_YOUR TASK_. Among the following entries, count the lines that contain "GOLD" and report only the result.

_RECORDS FOR THIS TASK_.

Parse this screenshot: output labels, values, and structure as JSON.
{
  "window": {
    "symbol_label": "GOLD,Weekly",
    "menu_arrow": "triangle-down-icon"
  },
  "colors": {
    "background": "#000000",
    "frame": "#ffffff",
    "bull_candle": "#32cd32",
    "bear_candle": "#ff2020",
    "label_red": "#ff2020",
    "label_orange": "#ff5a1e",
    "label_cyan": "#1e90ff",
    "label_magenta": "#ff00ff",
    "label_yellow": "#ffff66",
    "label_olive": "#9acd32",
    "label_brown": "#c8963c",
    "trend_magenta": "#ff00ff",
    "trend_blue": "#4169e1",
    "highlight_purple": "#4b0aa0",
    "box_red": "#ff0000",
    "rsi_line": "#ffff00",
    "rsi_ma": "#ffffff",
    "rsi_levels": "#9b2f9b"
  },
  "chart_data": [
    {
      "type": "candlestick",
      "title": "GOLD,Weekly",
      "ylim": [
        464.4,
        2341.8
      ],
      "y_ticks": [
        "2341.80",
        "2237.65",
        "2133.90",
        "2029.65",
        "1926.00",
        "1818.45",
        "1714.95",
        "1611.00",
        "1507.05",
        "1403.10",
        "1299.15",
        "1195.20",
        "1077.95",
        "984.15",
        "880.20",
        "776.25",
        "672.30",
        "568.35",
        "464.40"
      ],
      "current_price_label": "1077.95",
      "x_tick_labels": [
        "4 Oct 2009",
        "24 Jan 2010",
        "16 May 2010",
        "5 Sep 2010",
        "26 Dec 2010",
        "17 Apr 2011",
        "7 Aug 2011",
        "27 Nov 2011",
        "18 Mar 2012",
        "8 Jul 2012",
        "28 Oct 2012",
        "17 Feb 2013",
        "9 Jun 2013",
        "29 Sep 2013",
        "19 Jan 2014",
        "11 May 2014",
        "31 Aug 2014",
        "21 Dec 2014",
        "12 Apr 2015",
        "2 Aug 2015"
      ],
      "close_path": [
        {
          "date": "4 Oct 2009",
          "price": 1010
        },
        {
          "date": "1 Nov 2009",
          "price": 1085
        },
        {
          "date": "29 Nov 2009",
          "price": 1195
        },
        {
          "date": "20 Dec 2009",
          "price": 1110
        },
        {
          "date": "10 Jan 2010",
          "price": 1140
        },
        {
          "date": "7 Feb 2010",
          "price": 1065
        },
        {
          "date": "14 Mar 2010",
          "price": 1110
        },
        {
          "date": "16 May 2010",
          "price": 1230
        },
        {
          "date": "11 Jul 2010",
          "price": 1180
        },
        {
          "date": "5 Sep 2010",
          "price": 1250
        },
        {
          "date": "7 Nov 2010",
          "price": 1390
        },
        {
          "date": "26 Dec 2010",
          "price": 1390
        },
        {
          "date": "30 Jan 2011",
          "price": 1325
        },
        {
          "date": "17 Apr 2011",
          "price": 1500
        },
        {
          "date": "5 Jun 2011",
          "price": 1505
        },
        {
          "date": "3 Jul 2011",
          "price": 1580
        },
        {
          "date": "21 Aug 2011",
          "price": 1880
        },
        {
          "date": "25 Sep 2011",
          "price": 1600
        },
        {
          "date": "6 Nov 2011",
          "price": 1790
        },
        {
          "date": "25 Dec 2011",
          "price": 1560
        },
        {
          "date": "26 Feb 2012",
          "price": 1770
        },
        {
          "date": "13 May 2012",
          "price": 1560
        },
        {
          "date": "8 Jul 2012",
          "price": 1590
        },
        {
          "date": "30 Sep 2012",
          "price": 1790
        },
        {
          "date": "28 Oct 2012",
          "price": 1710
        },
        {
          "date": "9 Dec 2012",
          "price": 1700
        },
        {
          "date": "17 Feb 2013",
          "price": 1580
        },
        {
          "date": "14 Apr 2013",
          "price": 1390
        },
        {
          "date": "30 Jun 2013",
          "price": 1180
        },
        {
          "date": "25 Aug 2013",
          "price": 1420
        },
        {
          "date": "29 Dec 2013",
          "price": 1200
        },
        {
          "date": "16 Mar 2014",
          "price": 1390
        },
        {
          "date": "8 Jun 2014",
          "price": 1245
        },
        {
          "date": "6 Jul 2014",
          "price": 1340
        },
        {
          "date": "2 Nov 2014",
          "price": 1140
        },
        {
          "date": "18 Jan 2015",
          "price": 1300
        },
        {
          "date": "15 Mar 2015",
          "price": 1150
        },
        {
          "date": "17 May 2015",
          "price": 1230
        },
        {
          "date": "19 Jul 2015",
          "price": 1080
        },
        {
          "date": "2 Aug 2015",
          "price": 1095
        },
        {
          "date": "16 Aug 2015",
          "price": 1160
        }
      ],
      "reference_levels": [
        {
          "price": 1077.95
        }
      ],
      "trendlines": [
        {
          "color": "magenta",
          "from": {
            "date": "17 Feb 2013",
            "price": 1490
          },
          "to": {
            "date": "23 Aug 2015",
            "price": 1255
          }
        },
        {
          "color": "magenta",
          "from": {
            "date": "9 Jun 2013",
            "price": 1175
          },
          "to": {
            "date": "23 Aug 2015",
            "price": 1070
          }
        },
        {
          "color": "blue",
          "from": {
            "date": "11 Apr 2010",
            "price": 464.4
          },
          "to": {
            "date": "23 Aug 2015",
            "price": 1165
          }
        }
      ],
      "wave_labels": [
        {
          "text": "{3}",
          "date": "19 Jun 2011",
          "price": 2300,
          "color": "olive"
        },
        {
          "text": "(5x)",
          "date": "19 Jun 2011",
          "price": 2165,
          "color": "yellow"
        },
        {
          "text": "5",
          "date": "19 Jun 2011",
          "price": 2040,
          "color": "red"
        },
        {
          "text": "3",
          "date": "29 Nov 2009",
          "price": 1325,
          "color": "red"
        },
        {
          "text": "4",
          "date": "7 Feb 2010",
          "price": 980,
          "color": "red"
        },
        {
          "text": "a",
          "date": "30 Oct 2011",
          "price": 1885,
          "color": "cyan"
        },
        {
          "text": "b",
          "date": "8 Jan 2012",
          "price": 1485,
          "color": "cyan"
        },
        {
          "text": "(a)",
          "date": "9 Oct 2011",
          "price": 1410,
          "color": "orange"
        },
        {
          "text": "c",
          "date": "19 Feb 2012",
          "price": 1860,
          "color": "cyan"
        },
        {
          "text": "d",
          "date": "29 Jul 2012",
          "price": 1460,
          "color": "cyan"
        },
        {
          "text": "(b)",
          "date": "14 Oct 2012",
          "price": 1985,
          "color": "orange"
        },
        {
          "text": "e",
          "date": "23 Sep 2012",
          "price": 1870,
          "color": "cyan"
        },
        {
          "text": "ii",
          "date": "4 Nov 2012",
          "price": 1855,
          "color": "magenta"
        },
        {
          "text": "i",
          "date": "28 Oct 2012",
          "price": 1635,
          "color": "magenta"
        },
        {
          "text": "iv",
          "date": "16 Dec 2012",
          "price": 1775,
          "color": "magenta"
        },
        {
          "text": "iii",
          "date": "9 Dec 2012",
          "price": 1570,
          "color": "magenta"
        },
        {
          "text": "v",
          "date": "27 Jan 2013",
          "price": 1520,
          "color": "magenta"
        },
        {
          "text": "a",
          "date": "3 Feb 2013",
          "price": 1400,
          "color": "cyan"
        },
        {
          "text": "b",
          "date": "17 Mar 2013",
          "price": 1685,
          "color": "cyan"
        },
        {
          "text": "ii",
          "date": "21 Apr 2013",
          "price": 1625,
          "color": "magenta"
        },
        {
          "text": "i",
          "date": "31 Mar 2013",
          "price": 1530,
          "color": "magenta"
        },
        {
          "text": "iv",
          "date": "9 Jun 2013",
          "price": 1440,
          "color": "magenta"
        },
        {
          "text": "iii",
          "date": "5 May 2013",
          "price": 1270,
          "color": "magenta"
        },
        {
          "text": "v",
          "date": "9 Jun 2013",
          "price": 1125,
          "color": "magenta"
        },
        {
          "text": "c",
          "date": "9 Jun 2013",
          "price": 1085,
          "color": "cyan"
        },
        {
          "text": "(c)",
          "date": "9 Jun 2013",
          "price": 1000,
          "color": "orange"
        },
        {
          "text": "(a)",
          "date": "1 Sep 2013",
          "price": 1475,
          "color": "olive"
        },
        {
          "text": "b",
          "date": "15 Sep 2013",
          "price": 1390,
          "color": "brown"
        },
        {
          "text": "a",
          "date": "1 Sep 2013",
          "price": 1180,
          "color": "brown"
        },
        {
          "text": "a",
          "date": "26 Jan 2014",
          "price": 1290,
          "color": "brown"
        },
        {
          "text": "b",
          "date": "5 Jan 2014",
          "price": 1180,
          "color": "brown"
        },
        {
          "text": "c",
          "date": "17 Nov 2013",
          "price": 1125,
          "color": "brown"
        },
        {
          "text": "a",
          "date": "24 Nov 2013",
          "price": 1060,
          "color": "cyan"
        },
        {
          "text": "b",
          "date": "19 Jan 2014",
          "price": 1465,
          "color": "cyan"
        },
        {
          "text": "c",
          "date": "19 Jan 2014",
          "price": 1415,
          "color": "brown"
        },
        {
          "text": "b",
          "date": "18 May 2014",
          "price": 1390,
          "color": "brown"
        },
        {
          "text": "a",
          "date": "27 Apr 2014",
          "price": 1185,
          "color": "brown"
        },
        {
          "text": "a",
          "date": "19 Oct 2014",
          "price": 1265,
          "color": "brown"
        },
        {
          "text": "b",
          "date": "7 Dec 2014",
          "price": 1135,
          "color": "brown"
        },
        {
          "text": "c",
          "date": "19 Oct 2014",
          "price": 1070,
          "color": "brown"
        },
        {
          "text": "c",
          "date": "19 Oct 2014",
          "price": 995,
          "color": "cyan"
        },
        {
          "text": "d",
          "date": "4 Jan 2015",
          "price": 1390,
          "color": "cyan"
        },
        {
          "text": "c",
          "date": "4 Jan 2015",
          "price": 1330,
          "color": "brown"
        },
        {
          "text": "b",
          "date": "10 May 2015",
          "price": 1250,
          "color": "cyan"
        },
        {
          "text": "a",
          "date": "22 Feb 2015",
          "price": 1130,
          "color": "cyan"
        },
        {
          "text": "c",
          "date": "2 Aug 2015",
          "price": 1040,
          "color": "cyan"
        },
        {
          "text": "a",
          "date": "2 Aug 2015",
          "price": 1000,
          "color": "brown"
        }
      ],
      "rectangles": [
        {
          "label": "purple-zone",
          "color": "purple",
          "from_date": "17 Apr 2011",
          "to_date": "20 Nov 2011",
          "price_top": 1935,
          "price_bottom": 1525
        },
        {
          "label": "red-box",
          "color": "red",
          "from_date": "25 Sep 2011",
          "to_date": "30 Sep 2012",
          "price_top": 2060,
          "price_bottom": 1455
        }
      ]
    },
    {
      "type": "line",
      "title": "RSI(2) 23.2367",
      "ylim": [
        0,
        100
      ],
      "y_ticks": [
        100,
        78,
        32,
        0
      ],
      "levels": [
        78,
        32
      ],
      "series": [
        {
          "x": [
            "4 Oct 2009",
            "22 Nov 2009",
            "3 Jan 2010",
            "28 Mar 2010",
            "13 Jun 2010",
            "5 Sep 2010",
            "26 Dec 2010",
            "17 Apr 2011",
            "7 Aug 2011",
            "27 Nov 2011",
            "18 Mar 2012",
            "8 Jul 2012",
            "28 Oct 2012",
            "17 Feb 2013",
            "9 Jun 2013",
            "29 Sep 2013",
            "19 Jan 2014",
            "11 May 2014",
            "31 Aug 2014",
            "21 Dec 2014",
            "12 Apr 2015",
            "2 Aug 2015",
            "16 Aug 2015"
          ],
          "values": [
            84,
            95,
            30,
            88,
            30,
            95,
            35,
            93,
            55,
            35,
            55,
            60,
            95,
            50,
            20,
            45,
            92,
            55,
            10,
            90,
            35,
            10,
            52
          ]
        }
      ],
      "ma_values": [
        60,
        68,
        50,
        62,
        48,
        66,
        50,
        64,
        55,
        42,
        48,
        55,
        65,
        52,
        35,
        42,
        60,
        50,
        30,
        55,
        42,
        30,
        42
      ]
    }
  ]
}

_RESULT FOR THIS EXERCISE_. 2